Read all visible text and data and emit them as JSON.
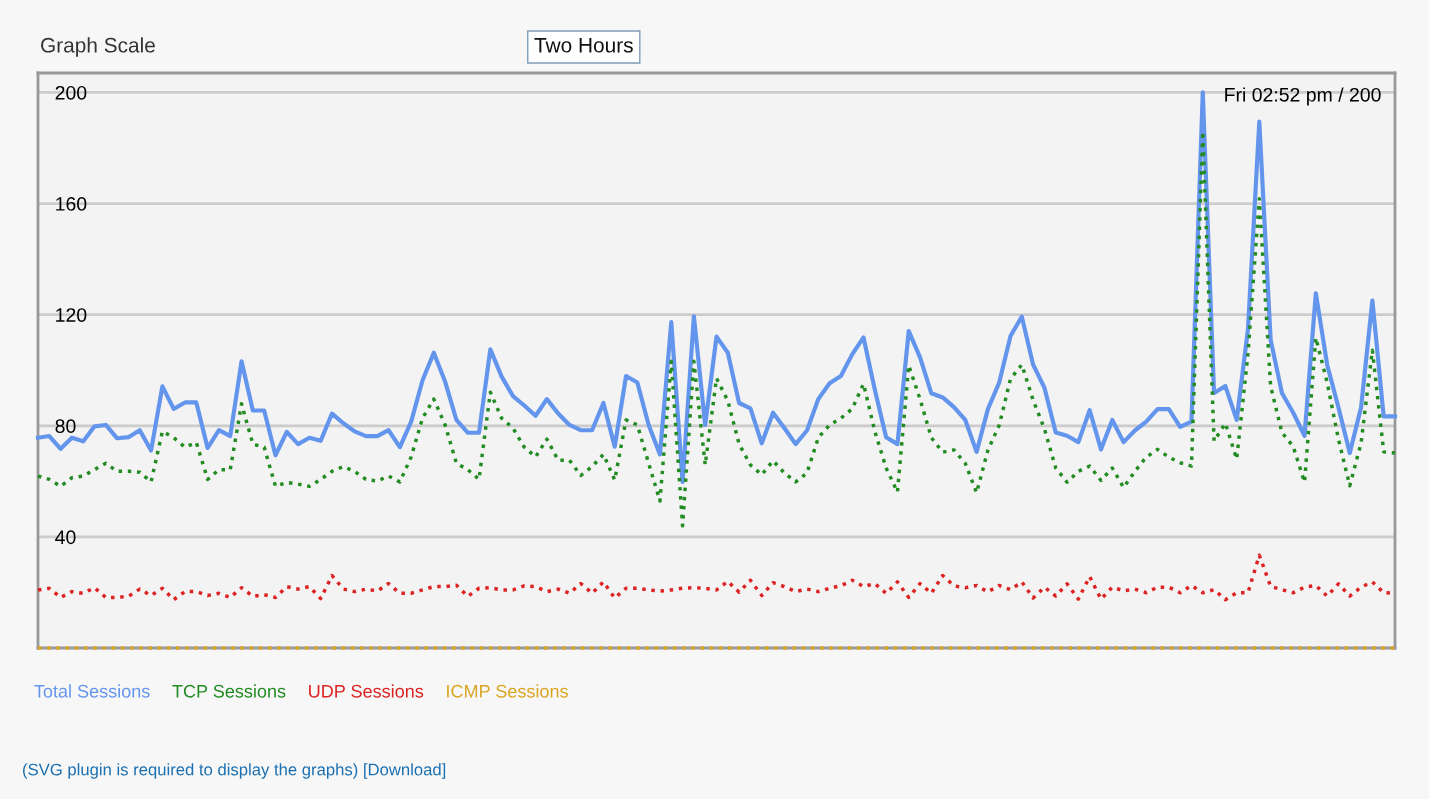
{
  "chart_data": {
    "type": "line",
    "annotations": [
      "Graph Scale",
      "Two Hours",
      "Fri 02:52 pm / 200",
      "(SVG plugin is required to display the graphs) [Download]"
    ],
    "categories": [
      null,
      null,
      null,
      null,
      null,
      null,
      null,
      null,
      null,
      null,
      null,
      null,
      null,
      null,
      null,
      null,
      null,
      null,
      null,
      null,
      null,
      null,
      null,
      null,
      null,
      null,
      null,
      null,
      null,
      null,
      null,
      null,
      null,
      null,
      null,
      null,
      null,
      null,
      null,
      null,
      null,
      null,
      null,
      null,
      null,
      null,
      null,
      null,
      null,
      null,
      null,
      null,
      null,
      null,
      null,
      null,
      null,
      null,
      null,
      null,
      null,
      null,
      null,
      null,
      null,
      null,
      null,
      null,
      null,
      null,
      null,
      null,
      null,
      null,
      null,
      null,
      null,
      null,
      null,
      null,
      null,
      null,
      null,
      null,
      null,
      null,
      null,
      null,
      null,
      null,
      null,
      null,
      null,
      null,
      null,
      null,
      null,
      null,
      null,
      null,
      null,
      null,
      null,
      null,
      null,
      null,
      null,
      null,
      null,
      null,
      null,
      null,
      null,
      null,
      null,
      null,
      null,
      null,
      null,
      null,
      null
    ],
    "series": [
      {
        "name": "Total Sessions",
        "color": "#6495ed",
        "line_style": "solid",
        "values": [
          75.7,
          76.3,
          71.7,
          75.7,
          74.4,
          79.8,
          80.3,
          75.5,
          75.9,
          78.4,
          71.1,
          94.2,
          86.1,
          88.4,
          88.4,
          72.0,
          78.4,
          76.3,
          103.2,
          85.5,
          85.5,
          69.4,
          77.8,
          73.4,
          75.7,
          74.6,
          84.4,
          80.9,
          78.0,
          76.3,
          76.3,
          78.4,
          72.3,
          81.5,
          96.3,
          106.3,
          95.9,
          82.1,
          77.5,
          77.5,
          107.5,
          97.7,
          90.7,
          87.3,
          83.6,
          89.6,
          84.4,
          80.3,
          78.4,
          78.4,
          88.2,
          72.5,
          97.9,
          95.6,
          80.3,
          69.7,
          117.3,
          59.8,
          119.4,
          80.3,
          112.1,
          106.3,
          88.2,
          86.3,
          73.7,
          84.7,
          79.2,
          73.4,
          78.3,
          89.6,
          95.3,
          97.9,
          105.7,
          111.8,
          93.0,
          75.9,
          73.4,
          114.1,
          104.6,
          91.7,
          90.2,
          86.7,
          82.1,
          70.6,
          86.0,
          95.6,
          112.3,
          119.3,
          102.0,
          93.7,
          77.6,
          76.4,
          74.1,
          85.6,
          71.5,
          82.1,
          74.1,
          78.3,
          81.5,
          86.0,
          86.0,
          79.6,
          81.5,
          200,
          91.8,
          94.3,
          82.1,
          114.8,
          189.5,
          111.0,
          91.8,
          84.7,
          76.4,
          127.7,
          102.0,
          86.6,
          70.2,
          86.6,
          125.1,
          83.4,
          83.4
        ]
      },
      {
        "name": "TCP Sessions",
        "color": "#228b22",
        "line_style": "dotted",
        "values": [
          61.9,
          60.7,
          58.2,
          61.3,
          61.9,
          64.2,
          66.5,
          63.6,
          63.6,
          63.3,
          59.8,
          78.0,
          75.7,
          72.3,
          74.0,
          60.7,
          64.2,
          64.2,
          87.9,
          73.4,
          72.3,
          58.2,
          59.6,
          59.0,
          58.2,
          60.7,
          63.6,
          65.3,
          63.6,
          60.7,
          60.1,
          61.9,
          59.8,
          68.8,
          82.7,
          89.6,
          80.3,
          66.5,
          64.2,
          60.7,
          92.1,
          82.7,
          79.2,
          72.3,
          68.8,
          75.2,
          67.6,
          67.6,
          62.1,
          65.3,
          69.7,
          60.5,
          82.1,
          80.3,
          66.5,
          52.9,
          103.2,
          44.0,
          103.2,
          65.9,
          97.1,
          89.0,
          73.4,
          65.9,
          62.4,
          67.4,
          63.0,
          59.8,
          63.0,
          75.7,
          80.3,
          82.7,
          86.1,
          95.1,
          78.0,
          64.8,
          56.1,
          101.7,
          89.6,
          75.7,
          70.5,
          71.3,
          66.5,
          55.9,
          71.2,
          80.2,
          96.9,
          102.0,
          89.2,
          78.9,
          64.8,
          59.7,
          63.6,
          65.5,
          60.3,
          64.8,
          57.8,
          63.6,
          68.7,
          71.5,
          68.7,
          66.7,
          65.5,
          186.0,
          74.5,
          80.9,
          68.0,
          105.9,
          161.7,
          94.3,
          77.6,
          72.5,
          59.7,
          111.7,
          95.6,
          75.1,
          58.4,
          73.8,
          107.2,
          70.6,
          70.2
        ]
      },
      {
        "name": "UDP Sessions",
        "color": "#dd2222",
        "line_style": "dotted",
        "values": [
          20.9,
          21.5,
          18.2,
          20.3,
          19.7,
          21.7,
          18.2,
          18.2,
          18.6,
          21.2,
          18.9,
          21.5,
          17.4,
          20.3,
          20.3,
          18.9,
          19.7,
          18.2,
          21.7,
          18.6,
          19.2,
          18.2,
          22.1,
          21.2,
          22.1,
          17.8,
          26.1,
          21.2,
          20.3,
          21.2,
          20.5,
          23.2,
          19.7,
          19.7,
          20.9,
          22.1,
          22.1,
          22.6,
          18.6,
          21.5,
          21.7,
          20.9,
          20.9,
          22.4,
          22.1,
          20.3,
          21.2,
          19.7,
          23.2,
          19.7,
          23.8,
          18.0,
          21.5,
          21.5,
          20.9,
          20.5,
          20.9,
          21.5,
          21.7,
          21.5,
          20.9,
          24.0,
          20.1,
          24.4,
          18.9,
          23.5,
          22.1,
          20.3,
          21.2,
          20.3,
          21.5,
          22.4,
          24.4,
          22.1,
          23.2,
          19.7,
          23.8,
          18.2,
          23.2,
          19.7,
          26.1,
          22.4,
          21.7,
          22.5,
          20.2,
          22.5,
          21.0,
          23.8,
          18.0,
          21.9,
          18.7,
          23.1,
          17.6,
          25.7,
          17.6,
          21.9,
          20.6,
          21.2,
          19.9,
          21.9,
          21.9,
          19.9,
          22.5,
          19.9,
          21.0,
          17.4,
          19.9,
          19.9,
          33.4,
          22.2,
          21.0,
          19.9,
          21.9,
          22.5,
          18.7,
          23.1,
          18.7,
          21.9,
          23.8,
          19.9,
          19.7
        ]
      },
      {
        "name": "ICMP Sessions",
        "color": "#daa520",
        "line_style": "dotted",
        "values": [
          0,
          0,
          0,
          0,
          0,
          0,
          0,
          0,
          0,
          0,
          0,
          0,
          0,
          0,
          0,
          0,
          0,
          0,
          0,
          0,
          0,
          0,
          0,
          0,
          0,
          0,
          0,
          0,
          0,
          0,
          0,
          0,
          0,
          0,
          0,
          0,
          0,
          0,
          0,
          0,
          0,
          0,
          0,
          0,
          0,
          0,
          0,
          0,
          0,
          0,
          0,
          0,
          0,
          0,
          0,
          0,
          0,
          0,
          0,
          0,
          0,
          0,
          0,
          0,
          0,
          0,
          0,
          0,
          0,
          0,
          0,
          0,
          0,
          0,
          0,
          0,
          0,
          0,
          0,
          0,
          0,
          0,
          0,
          0,
          0,
          0,
          0,
          0,
          0,
          0,
          0,
          0,
          0,
          0,
          0,
          0,
          0,
          0,
          0,
          0,
          0,
          0,
          0,
          0,
          0,
          0,
          0,
          0,
          0,
          0,
          0,
          0,
          0,
          0,
          0,
          0,
          0,
          0,
          0,
          0,
          0
        ]
      }
    ],
    "ylim": [
      0,
      207
    ],
    "yticks": [
      40,
      80,
      120,
      160,
      200
    ],
    "grid": "y",
    "legend": "bottom",
    "marker": "none"
  }
}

# # # # # # #

## OBJECTIVE
How many of the listing's lines contain "Sessions"? Respond with a single number and nothing else.

## WORKED SOLUTION
4